**What you need to do**: Duplicate the passage of the forum thread below about workplace crushes, starting at "## Rivaloo (Nov" and ending at "am posting. Never.".

**Given text**:
** Start **

# Have You Ever had a Crush on a Work Colleague?



## PersonaBelle (Nov 1, 2020)

What attracted you to this person....and was there any follow through?


----------



## Negotiator (Mar 15, 2018)

I fell in love with a colleague because he was really kind and funny. We became a couple and he left for another job. Stayed together 5 years and we're still good friends. 

Also fell in love with a guy I was going to work with. We just communicated really well. We never did meet up a second time as some personal shit happened, though.


----------



## Antiparticle (Jan 8, 2013)

In my case the attraction in work-setting was towards a colleague who helped me with something (a project) when he didn’t have to, had nothing to gain from this in return, just invested his time and helped me to learn something. In the process he was really encouraging, I didn’t know why but I just went along (he could help me a lot because he was good in this/smart, whereas I knew almost nothing about the topic.)

For some reason, I was really attracted to this mentor-student situation (could be my 5 fix 😸).

Edit: Follow up: I learned that he looks at me exactly the same 4 years later (so obviously some things never change), despite me really progressing in this field and learning 99% new things compared to the first experience. I am not even sure he likes it. I think he only liked the helpless version of me. 😂 

Someone please analyse this through the male view.


----------



## Rivaloo (Nov 19, 2021)

Yeah I liked a coworker that only started a few days ago but come to find she's already engaged XD


----------



## Sily (Oct 24, 2008)

Yes. Two weeks before I met husband for the first time, I had a thing with one of the maintenance men, at work. He was going through a divorce with his wife. Then we stopped seeing each other and I worked at the same place for another 20 years. It was just awkward, cuz, I swear word got around. Oh... if I could only live my life over again.... 🤕

Well once again I am in the wrong forum. Smdh. Why don't I EVER pay attention to where I am posting. Never.


----------



## islandlight (Aug 13, 2013)

Sure, many times. Up until my early 30s, I would act on it. Fortunately, it didn't lead to any major trouble.

As I got older, I was more careful and would not want the person to know. I would even avoid the person if my feelings were very strong.


----------



## WickerDeer (Aug 1, 2012)

(Not an NT--I also didn't notice what subforum this was, until I read Sily's comment--I think it's the forum's new layout. I think I am an INFP)

I've had a couple crushes on my university teachers (so not colleagues, but still in a formal setting), and once had a crush on my boss.


----------



## PersonaBelle (Nov 1, 2020)

Antiparticle said:


> In my case the attraction in work-setting was towards a colleague who helped me with something (a project) when he didn’t have to, had nothing to gain from this in return, just invested his time and helped me to learn something. In the process he was really encouraging, I didn’t know why but I just went along (he could help me a lot because he was good in this/smart, whereas I knew almost nothing about the topic.)
> 
> For some reason, I was really attracted to this mentor-student situation (could be my 5 fix 😸).

** End **

**Extracted entries**:
** Start **

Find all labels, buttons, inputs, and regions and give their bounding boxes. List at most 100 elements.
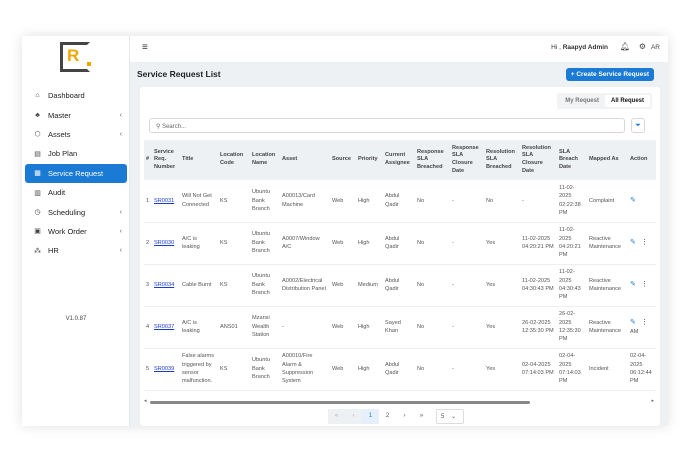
cell: SR0031: [152, 180, 180, 223]
sidebar-item-service-request[interactable]: ▦ Service Request: [25, 163, 127, 183]
cell: Abdul Qadir: [383, 348, 415, 391]
table-row: 3 SR0034 Cable Burnt KS Ubuntu Bank Branch A0…: [144, 264, 656, 307]
first-page-button[interactable]: «: [328, 409, 345, 424]
cell: Abdul Qadir: [383, 264, 415, 307]
cell: ✎: [628, 180, 656, 223]
scroll-left-icon[interactable]: ◂: [144, 398, 147, 404]
cell: SR0034: [152, 264, 180, 307]
last-page-button[interactable]: »: [413, 409, 430, 424]
sidebar-item-work-order[interactable]: ▣ Work Order ‹: [22, 222, 130, 241]
cell: ✎ ⋮: [628, 222, 656, 265]
calendar-icon: ◷: [34, 209, 41, 217]
column-header[interactable]: Current Assignee: [383, 140, 415, 180]
next-page-button[interactable]: ›: [396, 409, 413, 424]
cell: Ubuntu Bank Branch: [250, 180, 280, 223]
page-size-select[interactable]: 5 ⌄: [436, 409, 464, 424]
chevron-down-icon: ⌄: [451, 414, 457, 420]
scrollbar-thumb[interactable]: [150, 401, 530, 404]
cell: 11-02-2025 04:20:21 PM: [557, 222, 587, 265]
sidebar-item-job-plan[interactable]: ▤ Job Plan: [22, 144, 130, 163]
cell: Yes: [484, 306, 520, 349]
chevron-left-icon: ‹: [119, 247, 122, 255]
edit-icon[interactable]: ✎: [630, 196, 636, 204]
service-request-link[interactable]: SR0037: [154, 323, 175, 330]
search-input[interactable]: ⚲ Search...: [149, 118, 625, 133]
edit-icon[interactable]: ✎: [630, 318, 636, 326]
column-header[interactable]: Location Name: [250, 140, 280, 180]
cell: KS: [218, 264, 250, 307]
cell: Reactive Maintenance: [587, 264, 628, 307]
cell: Reactive Maintenance: [587, 306, 628, 349]
cell: Yes: [484, 222, 520, 265]
cell: Web: [330, 306, 356, 349]
create-service-request-button[interactable]: + Create Service Request: [565, 68, 654, 81]
chevron-left-icon: ‹: [119, 208, 122, 216]
sidebar-nav: ⌂ Dashboard ♣ Master ‹ ⬡ Assets ‹ ▤ Job Plan ▦ Serv…: [22, 86, 130, 261]
horizontal-scrollbar[interactable]: ◂ ▸: [144, 398, 656, 405]
page-2-button[interactable]: 2: [379, 409, 396, 424]
prev-page-button[interactable]: ‹: [345, 409, 362, 424]
logo[interactable]: R: [60, 42, 91, 72]
cell: 11-02-2025 04:30:43 PM: [557, 264, 587, 307]
cell: Web: [330, 264, 356, 307]
edit-icon[interactable]: ✎: [630, 238, 636, 246]
edit-icon[interactable]: ✎: [630, 280, 636, 288]
service-request-link[interactable]: SR0034: [154, 281, 175, 288]
cell: ✎ ⋮: [628, 264, 656, 307]
column-header[interactable]: Response SLA Breached: [415, 140, 450, 180]
more-options-icon[interactable]: ⋮: [640, 280, 648, 288]
column-header[interactable]: Response SLA Closure Date: [450, 140, 484, 180]
cell: Web: [330, 348, 356, 391]
sidebar-item-master[interactable]: ♣ Master ‹: [22, 105, 130, 124]
scroll-right-icon[interactable]: ▸: [651, 398, 654, 404]
column-header[interactable]: Mapped As: [587, 140, 628, 180]
column-header[interactable]: Location Code: [218, 140, 250, 180]
avatar[interactable]: AR: [650, 44, 660, 51]
document-icon: ▦: [34, 170, 41, 178]
column-header[interactable]: Service Req. Number: [152, 140, 180, 180]
table-row: 4 SR0037 A/C is leaking ANS01 Mzansi Wealth …: [144, 306, 656, 349]
service-request-link[interactable]: SR0030: [154, 239, 175, 246]
column-header[interactable]: Title: [180, 140, 218, 180]
sidebar-item-audit[interactable]: ▥ Audit: [22, 183, 130, 202]
tab-all-request[interactable]: All Request: [604, 95, 650, 107]
pagination: « ‹ 1 2 › » 5 ⌄: [328, 409, 464, 424]
tab-my-request[interactable]: My Request: [565, 98, 599, 104]
service-request-link[interactable]: SR0039: [154, 365, 175, 372]
table-header: # Service Req. Number Title Location Code Lo…: [144, 140, 656, 180]
cell: KS: [218, 348, 250, 391]
cell: KS: [218, 222, 250, 265]
column-header[interactable]: Resolution SLA Closure Date: [520, 140, 557, 180]
page-1-button[interactable]: 1: [362, 409, 379, 424]
sidebar-item-scheduling[interactable]: ◷ Scheduling ‹: [22, 202, 130, 221]
sidebar-item-assets[interactable]: ⬡ Assets ‹: [22, 125, 130, 144]
column-header[interactable]: Resolution SLA Breached: [484, 140, 520, 180]
cell: 11-02-2025 04:30:43 PM: [520, 264, 557, 307]
gear-icon[interactable]: ⚙: [638, 42, 646, 51]
cell: SR0037: [152, 306, 180, 349]
cell: Abdul Qadir: [383, 180, 415, 223]
column-header[interactable]: Source: [330, 140, 356, 180]
version-label: V1.0.87: [65, 316, 87, 322]
cell: Medium: [356, 264, 383, 307]
column-header[interactable]: Priority: [356, 140, 383, 180]
cell: High: [356, 180, 383, 223]
more-options-icon[interactable]: ⋮: [640, 238, 648, 246]
filter-button[interactable]: ⏷: [631, 118, 645, 133]
cell: Ubuntu Bank Branch: [250, 222, 280, 265]
sidebar-item-hr[interactable]: ⁂ HR ‹: [22, 241, 130, 260]
cell: No: [415, 180, 450, 223]
column-header[interactable]: SLA Breach Date: [557, 140, 587, 180]
cell: Yes: [484, 348, 520, 391]
sidebar-item-dashboard[interactable]: ⌂ Dashboard: [22, 86, 130, 105]
filter-icon: ⏷: [635, 122, 641, 129]
sidebar-item-label: Dashboard: [48, 91, 85, 101]
more-options-icon[interactable]: ⋮: [640, 318, 648, 326]
column-header[interactable]: Action: [628, 140, 656, 180]
service-request-link[interactable]: SR0031: [154, 197, 175, 204]
cell: 26-02-2025 12:35:30 PM: [557, 306, 587, 349]
bell-icon[interactable]: 🔔︎: [619, 42, 630, 51]
menu-icon[interactable]: ≡: [142, 42, 148, 53]
column-header[interactable]: #: [144, 140, 152, 180]
column-header[interactable]: Asset: [280, 140, 330, 180]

** End **

**Written answer**:
## Rivaloo (Nov 19, 2021)

Yeah I liked a coworker that only started a few days ago but come to find she's already engaged XD


----------



## Sily (Oct 24, 2008)

Yes. Two weeks before I met husband for the first time, I had a thing with one of the maintenance men, at work. He was going through a divorce with his wife. Then we stopped seeing each other and I worked at the same place for another 20 years. It was just awkward, cuz, I swear word got around. Oh... if I could only live my life over again.... 🤕

Well once again I am in the wrong forum. Smdh. Why don't I EVER pay attention to where I am posting. Never.